EXERCISE OBJECTIVE: Every line of the records below should be restated exactly.

Dataset rows:
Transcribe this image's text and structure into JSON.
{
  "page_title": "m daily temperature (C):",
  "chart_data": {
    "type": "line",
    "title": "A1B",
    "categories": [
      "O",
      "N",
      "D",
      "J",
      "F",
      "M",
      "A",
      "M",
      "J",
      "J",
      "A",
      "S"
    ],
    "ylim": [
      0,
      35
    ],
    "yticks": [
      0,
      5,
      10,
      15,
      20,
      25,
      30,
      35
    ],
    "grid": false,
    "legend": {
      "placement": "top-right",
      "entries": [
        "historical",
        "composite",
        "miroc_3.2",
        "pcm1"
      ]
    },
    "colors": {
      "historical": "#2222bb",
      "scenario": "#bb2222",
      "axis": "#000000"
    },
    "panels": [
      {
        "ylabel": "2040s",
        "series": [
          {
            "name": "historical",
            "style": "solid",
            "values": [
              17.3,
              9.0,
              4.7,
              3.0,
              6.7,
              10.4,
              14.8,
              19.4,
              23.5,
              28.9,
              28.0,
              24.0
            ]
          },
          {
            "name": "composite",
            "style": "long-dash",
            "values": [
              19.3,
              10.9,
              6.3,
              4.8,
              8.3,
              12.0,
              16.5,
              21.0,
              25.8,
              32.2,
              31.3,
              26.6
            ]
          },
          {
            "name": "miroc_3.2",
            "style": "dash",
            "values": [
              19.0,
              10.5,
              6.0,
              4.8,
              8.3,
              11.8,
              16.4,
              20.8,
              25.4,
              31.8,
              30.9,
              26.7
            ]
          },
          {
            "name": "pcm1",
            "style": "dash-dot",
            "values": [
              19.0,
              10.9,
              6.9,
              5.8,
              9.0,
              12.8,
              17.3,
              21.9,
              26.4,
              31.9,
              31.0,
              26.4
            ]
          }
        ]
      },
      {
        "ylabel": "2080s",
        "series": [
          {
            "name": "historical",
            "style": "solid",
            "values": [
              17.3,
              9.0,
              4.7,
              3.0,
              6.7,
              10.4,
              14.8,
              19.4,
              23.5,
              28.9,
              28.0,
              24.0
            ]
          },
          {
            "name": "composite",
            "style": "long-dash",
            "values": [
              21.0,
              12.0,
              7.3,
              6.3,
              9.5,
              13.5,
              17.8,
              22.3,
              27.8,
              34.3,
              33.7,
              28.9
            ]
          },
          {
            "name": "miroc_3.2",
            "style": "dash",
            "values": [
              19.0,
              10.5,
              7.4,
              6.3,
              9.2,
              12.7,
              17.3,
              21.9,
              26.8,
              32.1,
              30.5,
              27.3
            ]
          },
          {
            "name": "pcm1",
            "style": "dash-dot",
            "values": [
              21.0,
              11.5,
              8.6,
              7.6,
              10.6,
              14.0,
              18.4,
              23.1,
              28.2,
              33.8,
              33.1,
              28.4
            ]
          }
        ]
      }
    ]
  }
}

WRITTEN REPLY:
Transcribe this image's text and structure into JSON.
{
  "page_title": "m daily temperature (C):",
  "chart_data": {
    "type": "line",
    "title": "A1B",
    "categories": [
      "O",
      "N",
      "D",
      "J",
      "F",
      "M",
      "A",
      "M",
      "J",
      "J",
      "A",
      "S"
    ],
    "ylim": [
      0,
      35
    ],
    "yticks": [
      0,
      5,
      10,
      15,
      20,
      25,
      30,
      35
    ],
    "grid": false,
    "legend": {
      "placement": "top-right",
      "entries": [
        "historical",
        "composite",
        "miroc_3.2",
        "pcm1"
      ]
    },
    "colors": {
      "historical": "#2222bb",
      "scenario": "#bb2222",
      "axis": "#000000"
    },
    "panels": [
      {
        "ylabel": "2040s",
        "series": [
          {
            "name": "historical",
            "style": "solid",
            "values": [
              17.3,
              9.0,
              4.7,
              3.0,
              6.7,
              10.4,
              14.8,
              19.4,
              23.5,
              28.9,
              28.0,
              24.0
            ]
          },
          {
            "name": "composite",
            "style": "long-dash",
            "values": [
              19.3,
              10.9,
              6.3,
              4.8,
              8.3,
              12.0,
              16.5,
              21.0,
              25.8,
              32.2,
              31.3,
              26.6
            ]
          },
          {
            "name": "miroc_3.2",
            "style": "dash",
            "values": [
              19.0,
              10.5,
              6.0,
              4.8,
              8.3,
              11.8,
              16.4,
              20.8,
              25.4,
              31.8,
              30.9,
              26.7
            ]
          },
          {
            "name": "pcm1",
            "style": "dash-dot",
            "values": [
              19.0,
              10.9,
              6.9,
              5.8,
              9.0,
              12.8,
              17.3,
              21.9,
              26.4,
              31.9,
              31.0,
              26.4
            ]
          }
        ]
      },
      {
        "ylabel": "2080s",
        "series": [
          {
            "name": "historical",
            "style": "solid",
            "values": [
              17.3,
              9.0,
              4.7,
              3.0,
              6.7,
              10.4,
              14.8,
              19.4,
              23.5,
              28.9,
              28.0,
              24.0
            ]
          },
          {
            "name": "composite",
            "style": "long-dash",
            "values": [
              21.0,
              12.0,
              7.3,
              6.3,
              9.5,
              13.5,
              17.8,
              22.3,
              27.8,
              34.3,
              33.7,
              28.9
            ]
          },
          {
            "name": "miroc_3.2",
            "style": "dash",
            "values": [
              19.0,
              10.5,
              7.4,
              6.3,
              9.2,
              12.7,
              17.3,
              21.9,
              26.8,
              32.1,
              30.5,
              27.3
            ]
          },
          {
            "name": "pcm1",
            "style": "dash-dot",
            "values": [
              21.0,
              11.5,
              8.6,
              7.6,
              10.6,
              14.0,
              18.4,
              23.1,
              28.2,
              33.8,
              33.1,
              28.4
            ]
          }
        ]
      }
    ]
  }
}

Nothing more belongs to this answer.